Search the records that follow and extract every line containing the string "初度調弁費".

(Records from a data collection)
—————
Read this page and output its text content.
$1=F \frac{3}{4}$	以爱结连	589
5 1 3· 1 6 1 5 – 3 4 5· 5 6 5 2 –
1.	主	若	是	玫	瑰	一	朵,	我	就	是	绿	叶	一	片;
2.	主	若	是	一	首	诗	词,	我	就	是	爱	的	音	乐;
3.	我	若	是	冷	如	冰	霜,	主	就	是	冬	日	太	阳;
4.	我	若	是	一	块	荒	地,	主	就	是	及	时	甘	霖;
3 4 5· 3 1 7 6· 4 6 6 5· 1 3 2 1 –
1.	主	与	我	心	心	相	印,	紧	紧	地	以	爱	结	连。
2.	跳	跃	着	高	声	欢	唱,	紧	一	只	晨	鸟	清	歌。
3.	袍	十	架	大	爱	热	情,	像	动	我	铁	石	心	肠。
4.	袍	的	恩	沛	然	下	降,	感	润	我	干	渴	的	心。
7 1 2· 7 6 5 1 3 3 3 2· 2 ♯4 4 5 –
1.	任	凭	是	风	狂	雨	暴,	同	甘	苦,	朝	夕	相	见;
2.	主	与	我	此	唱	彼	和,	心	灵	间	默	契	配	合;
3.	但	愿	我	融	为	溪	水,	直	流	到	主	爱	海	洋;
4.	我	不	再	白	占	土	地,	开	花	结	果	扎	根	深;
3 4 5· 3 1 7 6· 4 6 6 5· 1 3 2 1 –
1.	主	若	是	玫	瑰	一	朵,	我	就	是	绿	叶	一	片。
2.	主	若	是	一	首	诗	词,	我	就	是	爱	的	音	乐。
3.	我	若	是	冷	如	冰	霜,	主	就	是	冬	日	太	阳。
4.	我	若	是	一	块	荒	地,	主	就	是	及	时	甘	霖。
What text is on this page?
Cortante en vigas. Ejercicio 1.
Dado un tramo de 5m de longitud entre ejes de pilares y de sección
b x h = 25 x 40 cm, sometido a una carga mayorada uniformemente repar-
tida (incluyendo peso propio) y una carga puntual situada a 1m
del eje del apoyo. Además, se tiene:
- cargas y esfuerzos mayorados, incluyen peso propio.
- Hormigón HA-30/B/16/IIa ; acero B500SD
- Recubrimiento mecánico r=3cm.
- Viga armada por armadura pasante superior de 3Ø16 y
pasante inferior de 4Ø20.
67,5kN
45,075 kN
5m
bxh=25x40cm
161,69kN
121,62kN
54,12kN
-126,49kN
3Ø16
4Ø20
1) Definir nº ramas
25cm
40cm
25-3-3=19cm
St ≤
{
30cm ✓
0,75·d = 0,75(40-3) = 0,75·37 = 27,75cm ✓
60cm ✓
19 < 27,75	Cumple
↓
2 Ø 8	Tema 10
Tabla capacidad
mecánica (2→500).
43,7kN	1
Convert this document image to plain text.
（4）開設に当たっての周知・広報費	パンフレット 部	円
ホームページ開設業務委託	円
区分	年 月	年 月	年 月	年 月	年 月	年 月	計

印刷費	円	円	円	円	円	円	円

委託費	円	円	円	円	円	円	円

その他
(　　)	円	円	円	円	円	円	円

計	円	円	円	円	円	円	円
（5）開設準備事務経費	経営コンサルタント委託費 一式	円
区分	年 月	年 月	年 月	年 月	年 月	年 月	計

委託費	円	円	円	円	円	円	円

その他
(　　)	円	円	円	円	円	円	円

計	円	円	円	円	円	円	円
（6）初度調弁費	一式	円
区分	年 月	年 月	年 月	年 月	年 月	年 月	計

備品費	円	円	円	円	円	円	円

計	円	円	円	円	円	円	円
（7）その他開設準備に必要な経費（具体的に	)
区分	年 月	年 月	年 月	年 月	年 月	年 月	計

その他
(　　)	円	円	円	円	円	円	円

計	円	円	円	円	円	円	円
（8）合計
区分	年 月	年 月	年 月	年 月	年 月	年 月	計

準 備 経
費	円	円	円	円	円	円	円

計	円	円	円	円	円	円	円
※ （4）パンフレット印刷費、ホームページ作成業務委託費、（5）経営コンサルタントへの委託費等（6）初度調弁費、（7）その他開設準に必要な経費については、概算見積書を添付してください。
—————
CORRECT RESPONSE:
（6）初度調弁費	一式	円
※ （4）パンフレット印刷費、ホームページ作成業務委託費、（5）経営コンサルタントへの委託費等（6）初度調弁費、（7）その他開設準に必要な経費については、概算見積書を添付してください。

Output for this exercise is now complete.